Copy every entry exactly as given, minus the images.
[start]
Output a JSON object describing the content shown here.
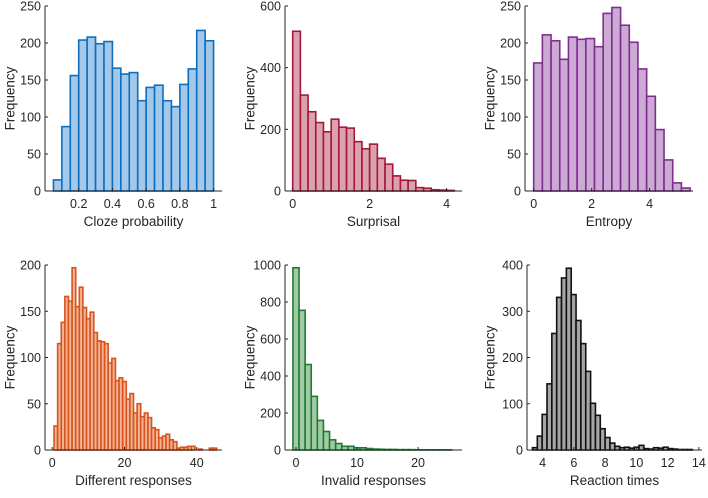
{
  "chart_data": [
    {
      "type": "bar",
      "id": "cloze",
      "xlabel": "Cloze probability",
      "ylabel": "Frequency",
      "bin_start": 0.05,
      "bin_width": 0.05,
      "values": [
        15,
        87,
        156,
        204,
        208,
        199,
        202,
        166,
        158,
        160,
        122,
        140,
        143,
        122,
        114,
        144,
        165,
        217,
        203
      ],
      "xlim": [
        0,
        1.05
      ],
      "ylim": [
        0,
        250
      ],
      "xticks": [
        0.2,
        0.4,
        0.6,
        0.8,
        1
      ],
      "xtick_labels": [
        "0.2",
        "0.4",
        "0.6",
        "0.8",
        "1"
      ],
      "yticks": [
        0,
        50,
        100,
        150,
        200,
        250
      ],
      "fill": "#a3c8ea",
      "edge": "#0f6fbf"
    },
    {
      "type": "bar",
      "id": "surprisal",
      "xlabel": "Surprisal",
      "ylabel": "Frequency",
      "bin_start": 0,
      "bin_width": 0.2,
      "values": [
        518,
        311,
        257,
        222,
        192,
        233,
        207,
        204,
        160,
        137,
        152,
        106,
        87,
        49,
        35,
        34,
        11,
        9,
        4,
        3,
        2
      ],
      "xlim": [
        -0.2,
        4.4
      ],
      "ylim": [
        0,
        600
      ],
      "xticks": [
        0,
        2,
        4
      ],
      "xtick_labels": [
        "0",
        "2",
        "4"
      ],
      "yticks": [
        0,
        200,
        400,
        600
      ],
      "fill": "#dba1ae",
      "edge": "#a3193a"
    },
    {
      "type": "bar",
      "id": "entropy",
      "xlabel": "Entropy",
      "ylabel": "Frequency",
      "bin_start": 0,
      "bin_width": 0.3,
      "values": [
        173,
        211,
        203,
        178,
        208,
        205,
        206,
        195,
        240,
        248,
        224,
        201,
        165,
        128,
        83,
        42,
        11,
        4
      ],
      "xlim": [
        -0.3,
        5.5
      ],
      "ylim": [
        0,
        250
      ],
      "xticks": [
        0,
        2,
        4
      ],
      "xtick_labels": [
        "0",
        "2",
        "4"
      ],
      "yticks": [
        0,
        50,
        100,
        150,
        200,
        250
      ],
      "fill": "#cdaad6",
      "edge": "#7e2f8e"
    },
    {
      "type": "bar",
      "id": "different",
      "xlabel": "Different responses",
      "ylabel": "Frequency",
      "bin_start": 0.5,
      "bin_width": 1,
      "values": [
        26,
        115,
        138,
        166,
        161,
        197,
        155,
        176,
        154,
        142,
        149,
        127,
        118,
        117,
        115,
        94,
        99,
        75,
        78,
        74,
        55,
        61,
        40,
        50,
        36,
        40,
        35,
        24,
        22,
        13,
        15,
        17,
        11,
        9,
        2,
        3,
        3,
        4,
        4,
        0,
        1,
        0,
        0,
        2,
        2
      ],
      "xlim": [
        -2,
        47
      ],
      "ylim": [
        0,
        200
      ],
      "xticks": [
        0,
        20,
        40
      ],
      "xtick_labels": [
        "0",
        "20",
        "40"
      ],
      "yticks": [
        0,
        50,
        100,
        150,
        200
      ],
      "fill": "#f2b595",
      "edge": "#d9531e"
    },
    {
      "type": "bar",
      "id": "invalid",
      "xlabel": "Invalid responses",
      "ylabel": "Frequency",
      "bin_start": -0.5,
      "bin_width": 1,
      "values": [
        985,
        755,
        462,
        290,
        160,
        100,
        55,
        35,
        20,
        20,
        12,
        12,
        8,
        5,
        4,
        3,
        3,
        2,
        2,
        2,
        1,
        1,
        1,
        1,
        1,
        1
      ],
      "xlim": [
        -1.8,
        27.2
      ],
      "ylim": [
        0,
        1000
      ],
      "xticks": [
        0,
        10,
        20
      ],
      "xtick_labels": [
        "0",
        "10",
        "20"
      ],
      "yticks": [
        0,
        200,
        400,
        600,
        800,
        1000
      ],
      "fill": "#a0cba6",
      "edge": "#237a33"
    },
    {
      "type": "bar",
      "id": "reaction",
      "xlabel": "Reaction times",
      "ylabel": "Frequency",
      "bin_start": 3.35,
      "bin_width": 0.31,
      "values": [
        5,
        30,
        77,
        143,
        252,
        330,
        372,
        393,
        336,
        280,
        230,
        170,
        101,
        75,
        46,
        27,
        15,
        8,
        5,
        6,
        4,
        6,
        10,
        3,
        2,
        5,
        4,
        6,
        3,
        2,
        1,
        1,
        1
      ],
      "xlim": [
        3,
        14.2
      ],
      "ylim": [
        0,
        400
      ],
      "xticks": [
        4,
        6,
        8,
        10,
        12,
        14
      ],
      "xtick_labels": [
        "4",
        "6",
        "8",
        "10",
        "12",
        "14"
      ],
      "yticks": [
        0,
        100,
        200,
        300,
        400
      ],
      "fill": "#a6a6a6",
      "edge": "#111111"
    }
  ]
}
[end]
→ **Task output**
Output a JSON object describing the content shown here.
{
  "chart_data": [
    {
      "type": "bar",
      "id": "cloze",
      "xlabel": "Cloze probability",
      "ylabel": "Frequency",
      "bin_start": 0.05,
      "bin_width": 0.05,
      "values": [
        15,
        87,
        156,
        204,
        208,
        199,
        202,
        166,
        158,
        160,
        122,
        140,
        143,
        122,
        114,
        144,
        165,
        217,
        203
      ],
      "xlim": [
        0,
        1.05
      ],
      "ylim": [
        0,
        250
      ],
      "xticks": [
        0.2,
        0.4,
        0.6,
        0.8,
        1
      ],
      "xtick_labels": [
        "0.2",
        "0.4",
        "0.6",
        "0.8",
        "1"
      ],
      "yticks": [
        0,
        50,
        100,
        150,
        200,
        250
      ],
      "fill": "#a3c8ea",
      "edge": "#0f6fbf"
    },
    {
      "type": "bar",
      "id": "surprisal",
      "xlabel": "Surprisal",
      "ylabel": "Frequency",
      "bin_start": 0,
      "bin_width": 0.2,
      "values": [
        518,
        311,
        257,
        222,
        192,
        233,
        207,
        204,
        160,
        137,
        152,
        106,
        87,
        49,
        35,
        34,
        11,
        9,
        4,
        3,
        2
      ],
      "xlim": [
        -0.2,
        4.4
      ],
      "ylim": [
        0,
        600
      ],
      "xticks": [
        0,
        2,
        4
      ],
      "xtick_labels": [
        "0",
        "2",
        "4"
      ],
      "yticks": [
        0,
        200,
        400,
        600
      ],
      "fill": "#dba1ae",
      "edge": "#a3193a"
    },
    {
      "type": "bar",
      "id": "entropy",
      "xlabel": "Entropy",
      "ylabel": "Frequency",
      "bin_start": 0,
      "bin_width": 0.3,
      "values": [
        173,
        211,
        203,
        178,
        208,
        205,
        206,
        195,
        240,
        248,
        224,
        201,
        165,
        128,
        83,
        42,
        11,
        4
      ],
      "xlim": [
        -0.3,
        5.5
      ],
      "ylim": [
        0,
        250
      ],
      "xticks": [
        0,
        2,
        4
      ],
      "xtick_labels": [
        "0",
        "2",
        "4"
      ],
      "yticks": [
        0,
        50,
        100,
        150,
        200,
        250
      ],
      "fill": "#cdaad6",
      "edge": "#7e2f8e"
    },
    {
      "type": "bar",
      "id": "different",
      "xlabel": "Different responses",
      "ylabel": "Frequency",
      "bin_start": 0.5,
      "bin_width": 1,
      "values": [
        26,
        115,
        138,
        166,
        161,
        197,
        155,
        176,
        154,
        142,
        149,
        127,
        118,
        117,
        115,
        94,
        99,
        75,
        78,
        74,
        55,
        61,
        40,
        50,
        36,
        40,
        35,
        24,
        22,
        13,
        15,
        17,
        11,
        9,
        2,
        3,
        3,
        4,
        4,
        0,
        1,
        0,
        0,
        2,
        2
      ],
      "xlim": [
        -2,
        47
      ],
      "ylim": [
        0,
        200
      ],
      "xticks": [
        0,
        20,
        40
      ],
      "xtick_labels": [
        "0",
        "20",
        "40"
      ],
      "yticks": [
        0,
        50,
        100,
        150,
        200
      ],
      "fill": "#f2b595",
      "edge": "#d9531e"
    },
    {
      "type": "bar",
      "id": "invalid",
      "xlabel": "Invalid responses",
      "ylabel": "Frequency",
      "bin_start": -0.5,
      "bin_width": 1,
      "values": [
        985,
        755,
        462,
        290,
        160,
        100,
        55,
        35,
        20,
        20,
        12,
        12,
        8,
        5,
        4,
        3,
        3,
        2,
        2,
        2,
        1,
        1,
        1,
        1,
        1,
        1
      ],
      "xlim": [
        -1.8,
        27.2
      ],
      "ylim": [
        0,
        1000
      ],
      "xticks": [
        0,
        10,
        20
      ],
      "xtick_labels": [
        "0",
        "10",
        "20"
      ],
      "yticks": [
        0,
        200,
        400,
        600,
        800,
        1000
      ],
      "fill": "#a0cba6",
      "edge": "#237a33"
    },
    {
      "type": "bar",
      "id": "reaction",
      "xlabel": "Reaction times",
      "ylabel": "Frequency",
      "bin_start": 3.35,
      "bin_width": 0.31,
      "values": [
        5,
        30,
        77,
        143,
        252,
        330,
        372,
        393,
        336,
        280,
        230,
        170,
        101,
        75,
        46,
        27,
        15,
        8,
        5,
        6,
        4,
        6,
        10,
        3,
        2,
        5,
        4,
        6,
        3,
        2,
        1,
        1,
        1
      ],
      "xlim": [
        3,
        14.2
      ],
      "ylim": [
        0,
        400
      ],
      "xticks": [
        4,
        6,
        8,
        10,
        12,
        14
      ],
      "xtick_labels": [
        "4",
        "6",
        "8",
        "10",
        "12",
        "14"
      ],
      "yticks": [
        0,
        100,
        200,
        300,
        400
      ],
      "fill": "#a6a6a6",
      "edge": "#111111"
    }
  ]
}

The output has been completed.